• _WHAT IS REQUIRED_: Isolate every line in the data with the string "time" and copy it.

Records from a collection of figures

— START —

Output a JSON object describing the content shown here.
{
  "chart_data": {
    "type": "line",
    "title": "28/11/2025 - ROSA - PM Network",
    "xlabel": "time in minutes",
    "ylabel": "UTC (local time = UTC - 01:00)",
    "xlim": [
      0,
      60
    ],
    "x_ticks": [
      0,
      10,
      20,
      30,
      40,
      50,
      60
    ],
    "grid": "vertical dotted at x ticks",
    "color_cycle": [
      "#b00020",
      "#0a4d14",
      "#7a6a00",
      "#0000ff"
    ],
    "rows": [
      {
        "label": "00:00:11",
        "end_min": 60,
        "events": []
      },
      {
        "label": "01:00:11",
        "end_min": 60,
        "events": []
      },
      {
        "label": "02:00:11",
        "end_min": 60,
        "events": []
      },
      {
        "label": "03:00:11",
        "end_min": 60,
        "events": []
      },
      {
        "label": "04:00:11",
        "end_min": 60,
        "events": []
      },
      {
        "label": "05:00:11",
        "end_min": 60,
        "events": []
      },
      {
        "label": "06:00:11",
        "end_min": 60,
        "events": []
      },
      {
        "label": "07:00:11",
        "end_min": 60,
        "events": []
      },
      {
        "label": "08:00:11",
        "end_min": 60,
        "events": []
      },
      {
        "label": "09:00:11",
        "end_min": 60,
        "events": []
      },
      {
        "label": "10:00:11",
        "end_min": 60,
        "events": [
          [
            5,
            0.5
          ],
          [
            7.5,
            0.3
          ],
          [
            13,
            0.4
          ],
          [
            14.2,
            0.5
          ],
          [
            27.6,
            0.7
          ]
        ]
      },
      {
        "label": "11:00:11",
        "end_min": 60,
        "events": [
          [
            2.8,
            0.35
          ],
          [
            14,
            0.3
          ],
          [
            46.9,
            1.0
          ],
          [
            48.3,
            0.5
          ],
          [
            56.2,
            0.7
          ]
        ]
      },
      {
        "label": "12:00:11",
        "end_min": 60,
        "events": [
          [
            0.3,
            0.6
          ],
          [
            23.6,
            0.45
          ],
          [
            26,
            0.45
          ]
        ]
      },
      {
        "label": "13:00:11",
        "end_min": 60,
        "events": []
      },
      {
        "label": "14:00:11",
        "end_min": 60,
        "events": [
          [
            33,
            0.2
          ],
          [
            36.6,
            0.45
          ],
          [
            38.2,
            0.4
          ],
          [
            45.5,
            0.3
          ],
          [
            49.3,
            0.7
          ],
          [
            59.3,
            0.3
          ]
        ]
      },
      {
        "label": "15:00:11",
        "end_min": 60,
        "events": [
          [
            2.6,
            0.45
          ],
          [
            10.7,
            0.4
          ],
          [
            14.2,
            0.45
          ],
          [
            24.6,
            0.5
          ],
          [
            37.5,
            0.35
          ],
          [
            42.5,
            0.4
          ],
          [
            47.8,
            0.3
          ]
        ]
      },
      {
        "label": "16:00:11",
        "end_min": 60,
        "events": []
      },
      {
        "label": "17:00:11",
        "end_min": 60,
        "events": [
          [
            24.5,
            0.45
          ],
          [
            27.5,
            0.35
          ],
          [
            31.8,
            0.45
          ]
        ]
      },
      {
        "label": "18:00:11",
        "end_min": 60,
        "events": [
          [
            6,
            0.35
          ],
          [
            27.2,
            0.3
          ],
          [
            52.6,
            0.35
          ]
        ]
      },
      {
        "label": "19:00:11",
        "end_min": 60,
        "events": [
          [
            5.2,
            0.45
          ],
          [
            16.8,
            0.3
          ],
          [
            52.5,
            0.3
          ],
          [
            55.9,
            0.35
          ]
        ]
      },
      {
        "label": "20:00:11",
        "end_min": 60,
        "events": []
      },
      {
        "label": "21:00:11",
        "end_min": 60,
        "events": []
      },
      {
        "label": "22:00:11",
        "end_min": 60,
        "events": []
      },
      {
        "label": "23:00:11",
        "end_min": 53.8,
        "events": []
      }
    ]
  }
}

— END —

• _FULL OUTPUT_:
    "xlabel": "time in minutes",
    "ylabel": "UTC (local time = UTC - 01:00)",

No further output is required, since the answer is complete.